— BEGIN Raw records —

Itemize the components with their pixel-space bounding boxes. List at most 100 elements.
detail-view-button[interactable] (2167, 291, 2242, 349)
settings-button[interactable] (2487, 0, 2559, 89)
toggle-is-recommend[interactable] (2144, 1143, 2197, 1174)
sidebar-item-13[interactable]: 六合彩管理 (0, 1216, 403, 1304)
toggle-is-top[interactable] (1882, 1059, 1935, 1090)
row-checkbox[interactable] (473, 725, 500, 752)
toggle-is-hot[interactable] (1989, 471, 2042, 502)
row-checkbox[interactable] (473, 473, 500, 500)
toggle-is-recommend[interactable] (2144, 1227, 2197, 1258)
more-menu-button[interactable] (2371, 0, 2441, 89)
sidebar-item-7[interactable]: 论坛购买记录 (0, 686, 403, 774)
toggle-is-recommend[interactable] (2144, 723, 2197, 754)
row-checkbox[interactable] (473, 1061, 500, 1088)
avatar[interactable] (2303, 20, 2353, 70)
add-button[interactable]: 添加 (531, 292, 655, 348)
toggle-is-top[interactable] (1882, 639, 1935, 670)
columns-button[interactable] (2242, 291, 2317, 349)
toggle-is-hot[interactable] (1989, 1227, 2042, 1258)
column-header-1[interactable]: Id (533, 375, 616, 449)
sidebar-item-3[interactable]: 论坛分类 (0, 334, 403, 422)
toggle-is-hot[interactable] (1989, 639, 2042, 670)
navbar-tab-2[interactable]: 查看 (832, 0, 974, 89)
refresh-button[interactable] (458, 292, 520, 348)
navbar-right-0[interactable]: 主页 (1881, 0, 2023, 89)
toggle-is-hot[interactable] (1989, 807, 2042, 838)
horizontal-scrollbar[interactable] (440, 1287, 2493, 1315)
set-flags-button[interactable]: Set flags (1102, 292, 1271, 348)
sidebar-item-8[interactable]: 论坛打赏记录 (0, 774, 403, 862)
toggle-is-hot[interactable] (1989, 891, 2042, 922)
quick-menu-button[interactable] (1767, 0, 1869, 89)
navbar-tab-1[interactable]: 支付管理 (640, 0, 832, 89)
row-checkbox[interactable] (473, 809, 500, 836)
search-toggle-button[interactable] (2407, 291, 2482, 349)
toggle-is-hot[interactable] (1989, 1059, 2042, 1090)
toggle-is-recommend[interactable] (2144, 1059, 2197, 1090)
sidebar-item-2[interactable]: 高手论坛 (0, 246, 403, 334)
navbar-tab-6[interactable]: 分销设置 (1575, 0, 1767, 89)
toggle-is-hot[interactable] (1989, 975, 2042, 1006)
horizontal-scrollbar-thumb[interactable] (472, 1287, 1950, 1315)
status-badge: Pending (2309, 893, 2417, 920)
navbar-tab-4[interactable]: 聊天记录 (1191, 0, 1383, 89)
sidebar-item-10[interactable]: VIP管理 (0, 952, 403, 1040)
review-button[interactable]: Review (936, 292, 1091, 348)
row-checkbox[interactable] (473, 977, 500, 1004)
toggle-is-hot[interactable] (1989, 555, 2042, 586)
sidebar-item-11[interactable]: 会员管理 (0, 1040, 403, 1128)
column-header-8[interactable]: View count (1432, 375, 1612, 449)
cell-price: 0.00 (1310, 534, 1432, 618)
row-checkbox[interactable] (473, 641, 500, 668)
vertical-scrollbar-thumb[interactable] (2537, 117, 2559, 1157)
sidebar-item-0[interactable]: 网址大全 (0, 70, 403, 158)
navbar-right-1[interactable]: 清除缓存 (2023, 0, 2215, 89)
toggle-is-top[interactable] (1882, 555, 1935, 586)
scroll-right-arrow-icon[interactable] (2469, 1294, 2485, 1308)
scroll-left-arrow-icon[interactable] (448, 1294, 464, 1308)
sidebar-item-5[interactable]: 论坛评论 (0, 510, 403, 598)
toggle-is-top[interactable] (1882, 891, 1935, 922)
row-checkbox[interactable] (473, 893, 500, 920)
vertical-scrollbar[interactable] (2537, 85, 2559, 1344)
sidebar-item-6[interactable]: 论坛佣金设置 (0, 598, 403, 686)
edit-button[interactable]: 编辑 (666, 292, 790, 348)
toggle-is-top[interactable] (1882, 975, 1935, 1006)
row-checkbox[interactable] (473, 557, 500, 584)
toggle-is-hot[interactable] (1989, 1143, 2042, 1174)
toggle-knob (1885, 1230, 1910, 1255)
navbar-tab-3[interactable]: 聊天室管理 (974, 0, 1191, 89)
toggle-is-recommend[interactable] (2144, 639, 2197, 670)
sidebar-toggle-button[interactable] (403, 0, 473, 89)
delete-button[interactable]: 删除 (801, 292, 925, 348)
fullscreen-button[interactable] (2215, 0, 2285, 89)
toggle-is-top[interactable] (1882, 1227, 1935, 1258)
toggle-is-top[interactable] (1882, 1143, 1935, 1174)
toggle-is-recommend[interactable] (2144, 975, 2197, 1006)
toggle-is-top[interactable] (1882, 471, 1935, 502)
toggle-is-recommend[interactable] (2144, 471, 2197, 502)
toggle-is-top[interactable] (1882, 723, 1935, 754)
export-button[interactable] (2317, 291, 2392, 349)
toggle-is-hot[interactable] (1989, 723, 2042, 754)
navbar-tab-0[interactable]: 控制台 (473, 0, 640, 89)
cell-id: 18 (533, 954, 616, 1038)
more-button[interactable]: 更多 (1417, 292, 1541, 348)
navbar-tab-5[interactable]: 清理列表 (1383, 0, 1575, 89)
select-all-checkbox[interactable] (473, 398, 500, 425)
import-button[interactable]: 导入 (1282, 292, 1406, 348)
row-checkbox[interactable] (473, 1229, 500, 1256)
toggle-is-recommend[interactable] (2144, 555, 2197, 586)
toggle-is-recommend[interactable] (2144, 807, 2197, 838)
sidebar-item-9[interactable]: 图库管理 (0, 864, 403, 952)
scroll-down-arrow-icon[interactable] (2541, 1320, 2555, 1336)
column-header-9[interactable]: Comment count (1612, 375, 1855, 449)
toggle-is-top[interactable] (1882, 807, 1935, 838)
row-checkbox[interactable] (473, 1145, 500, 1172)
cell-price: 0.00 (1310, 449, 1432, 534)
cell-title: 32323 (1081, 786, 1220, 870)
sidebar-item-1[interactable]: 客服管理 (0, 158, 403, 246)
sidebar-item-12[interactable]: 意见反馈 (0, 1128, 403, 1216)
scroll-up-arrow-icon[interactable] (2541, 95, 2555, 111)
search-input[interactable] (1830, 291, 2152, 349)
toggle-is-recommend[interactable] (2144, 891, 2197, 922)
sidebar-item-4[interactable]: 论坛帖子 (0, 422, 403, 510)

— END Raw records —

• [Exercise details]: Convert the listing above into a Markdown table with two columns, "Row" for a running row number and "Entry" for each line, leaving out any blank lines.

• [Complete answer]:
| Row | Entry |
|---|---|
| 1 | Itemize the components with their pixel-space bounding boxes. List at most 100 elements. |
| 2 | detail-view-button[interactable] (2167, 291, 2242, 349) |
| 3 | settings-button[interactable] (2487, 0, 2559, 89) |
| 4 | toggle-is-recommend[interactable] (2144, 1143, 2197, 1174) |
| 5 | sidebar-item-13[interactable]: 六合彩管理 (0, 1216, 403, 1304) |
| 6 | toggle-is-top[interactable] (1882, 1059, 1935, 1090) |
| 7 | row-checkbox[interactable] (473, 725, 500, 752) |
| 8 | toggle-is-hot[interactable] (1989, 471, 2042, 502) |
| 9 | row-checkbox[interactable] (473, 473, 500, 500) |
| 10 | toggle-is-recommend[interactable] (2144, 1227, 2197, 1258) |
| 11 | more-menu-button[interactable] (2371, 0, 2441, 89) |
| 12 | sidebar-item-7[interactable]: 论坛购买记录 (0, 686, 403, 774) |
| 13 | toggle-is-recommend[interactable] (2144, 723, 2197, 754) |
| 14 | row-checkbox[interactable] (473, 1061, 500, 1088) |
| 15 | avatar[interactable] (2303, 20, 2353, 70) |
| 16 | add-button[interactable]: 添加 (531, 292, 655, 348) |
| 17 | toggle-is-top[interactable] (1882, 639, 1935, 670) |
| 18 | columns-button[interactable] (2242, 291, 2317, 349) |
| 19 | toggle-is-hot[interactable] (1989, 1227, 2042, 1258) |
| 20 | column-header-1[interactable]: Id (533, 375, 616, 449) |
| 21 | sidebar-item-3[interactable]: 论坛分类 (0, 334, 403, 422) |
| 22 | toggle-is-hot[interactable] (1989, 639, 2042, 670) |
| 23 | navbar-tab-2[interactable]: 查看 (832, 0, 974, 89) |
| 24 | refresh-button[interactable] (458, 292, 520, 348) |
| 25 | navbar-right-0[interactable]: 主页 (1881, 0, 2023, 89) |
| 26 | toggle-is-hot[interactable] (1989, 807, 2042, 838) |
| 27 | horizontal-scrollbar[interactable] (440, 1287, 2493, 1315) |
| 28 | set-flags-button[interactable]: Set flags (1102, 292, 1271, 348) |
| 29 | sidebar-item-8[interactable]: 论坛打赏记录 (0, 774, 403, 862) |
| 30 | toggle-is-hot[interactable] (1989, 891, 2042, 922) |
| 31 | quick-menu-button[interactable] (1767, 0, 1869, 89) |
| 32 | navbar-tab-1[interactable]: 支付管理 (640, 0, 832, 89) |
| 33 | row-checkbox[interactable] (473, 809, 500, 836) |
| 34 | search-toggle-button[interactable] (2407, 291, 2482, 349) |
| 35 | toggle-is-hot[interactable] (1989, 1059, 2042, 1090) |
| 36 | toggle-is-recommend[interactable] (2144, 1059, 2197, 1090) |
| 37 | sidebar-item-2[interactable]: 高手论坛 (0, 246, 403, 334) |
| 38 | navbar-tab-6[interactable]: 分销设置 (1575, 0, 1767, 89) |
| 39 | toggle-is-hot[interactable] (1989, 975, 2042, 1006) |
| 40 | horizontal-scrollbar-thumb[interactable] (472, 1287, 1950, 1315) |
| 41 | status-badge: Pending (2309, 893, 2417, 920) |
| 42 | navbar-tab-4[interactable]: 聊天记录 (1191, 0, 1383, 89) |
| 43 | sidebar-item-10[interactable]: VIP管理 (0, 952, 403, 1040) |
| 44 | review-button[interactable]: Review (936, 292, 1091, 348) |
| 45 | row-checkbox[interactable] (473, 977, 500, 1004) |
| 46 | toggle-is-hot[interactable] (1989, 555, 2042, 586) |
| 47 | sidebar-item-11[interactable]: 会员管理 (0, 1040, 403, 1128) |
| 48 | column-header-8[interactable]: View count (1432, 375, 1612, 449) |
| 49 | cell-price: 0.00 (1310, 534, 1432, 618) |
| 50 | row-checkbox[interactable] (473, 641, 500, 668) |
| 51 | vertical-scrollbar-thumb[interactable] (2537, 117, 2559, 1157) |
| 52 | sidebar-item-0[interactable]: 网址大全 (0, 70, 403, 158) |
| 53 | navbar-right-1[interactable]: 清除缓存 (2023, 0, 2215, 89) |
| 54 | toggle-is-top[interactable] (1882, 555, 1935, 586) |
| 55 | scroll-right-arrow-icon[interactable] (2469, 1294, 2485, 1308) |
| 56 | scroll-left-arrow-icon[interactable] (448, 1294, 464, 1308) |
| 57 | sidebar-item-5[interactable]: 论坛评论 (0, 510, 403, 598) |
| 58 | toggle-is-top[interactable] (1882, 891, 1935, 922) |
| 59 | row-checkbox[interactable] (473, 893, 500, 920) |
| 60 | vertical-scrollbar[interactable] (2537, 85, 2559, 1344) |
| 61 | sidebar-item-6[interactable]: 论坛佣金设置 (0, 598, 403, 686) |
| 62 | edit-button[interactable]: 编辑 (666, 292, 790, 348) |
| 63 | toggle-is-top[interactable] (1882, 975, 1935, 1006) |
| 64 | row-checkbox[interactable] (473, 557, 500, 584) |
| 65 | toggle-is-hot[interactable] (1989, 1143, 2042, 1174) |
| 66 | toggle-knob (1885, 1230, 1910, 1255) |
| 67 | navbar-tab-3[interactable]: 聊天室管理 (974, 0, 1191, 89) |
| 68 | toggle-is-recommend[interactable] (2144, 639, 2197, 670) |
| 69 | sidebar-toggle-button[interactable] (403, 0, 473, 89) |
| 70 | delete-button[interactable]: 删除 (801, 292, 925, 348) |
| 71 | fullscreen-button[interactable] (2215, 0, 2285, 89) |
| 72 | toggle-is-top[interactable] (1882, 1227, 1935, 1258) |
| 73 | toggle-is-top[interactable] (1882, 1143, 1935, 1174) |
| 74 | toggle-is-recommend[interactable] (2144, 975, 2197, 1006) |
| 75 | toggle-is-top[interactable] (1882, 471, 1935, 502) |
| 76 | toggle-is-recommend[interactable] (2144, 471, 2197, 502) |
| 77 | toggle-is-top[interactable] (1882, 723, 1935, 754) |
| 78 | export-button[interactable] (2317, 291, 2392, 349) |
| 79 | toggle-is-hot[interactable] (1989, 723, 2042, 754) |
| 80 | navbar-tab-0[interactable]: 控制台 (473, 0, 640, 89) |
| 81 | cell-id: 18 (533, 954, 616, 1038) |
| 82 | more-button[interactable]: 更多 (1417, 292, 1541, 348) |
| 83 | navbar-tab-5[interactable]: 清理列表 (1383, 0, 1575, 89) |
| 84 | select-all-checkbox[interactable] (473, 398, 500, 425) |
| 85 | import-button[interactable]: 导入 (1282, 292, 1406, 348) |
| 86 | row-checkbox[interactable] (473, 1229, 500, 1256) |
| 87 | toggle-is-recommend[interactable] (2144, 555, 2197, 586) |
| 88 | toggle-is-recommend[interactable] (2144, 807, 2197, 838) |
| 89 | sidebar-item-9[interactable]: 图库管理 (0, 864, 403, 952) |
| 90 | scroll-down-arrow-icon[interactable] (2541, 1320, 2555, 1336) |
| 91 | column-header-9[interactable]: Comment count (1612, 375, 1855, 449) |
| 92 | toggle-is-top[interactable] (1882, 807, 1935, 838) |
| 93 | row-checkbox[interactable] (473, 1145, 500, 1172) |
| 94 | cell-price: 0.00 (1310, 449, 1432, 534) |
| 95 | cell-title: 32323 (1081, 786, 1220, 870) |
| 96 | sidebar-item-1[interactable]: 客服管理 (0, 158, 403, 246) |
| 97 | sidebar-item-12[interactable]: 意见反馈 (0, 1128, 403, 1216) |
| 98 | scroll-up-arrow-icon[interactable] (2541, 95, 2555, 111) |
| 99 | search-input[interactable] (1830, 291, 2152, 349) |
| 100 | toggle-is-recommend[interactable] (2144, 891, 2197, 922) |
| 101 | sidebar-item-4[interactable]: 论坛帖子 (0, 422, 403, 510) |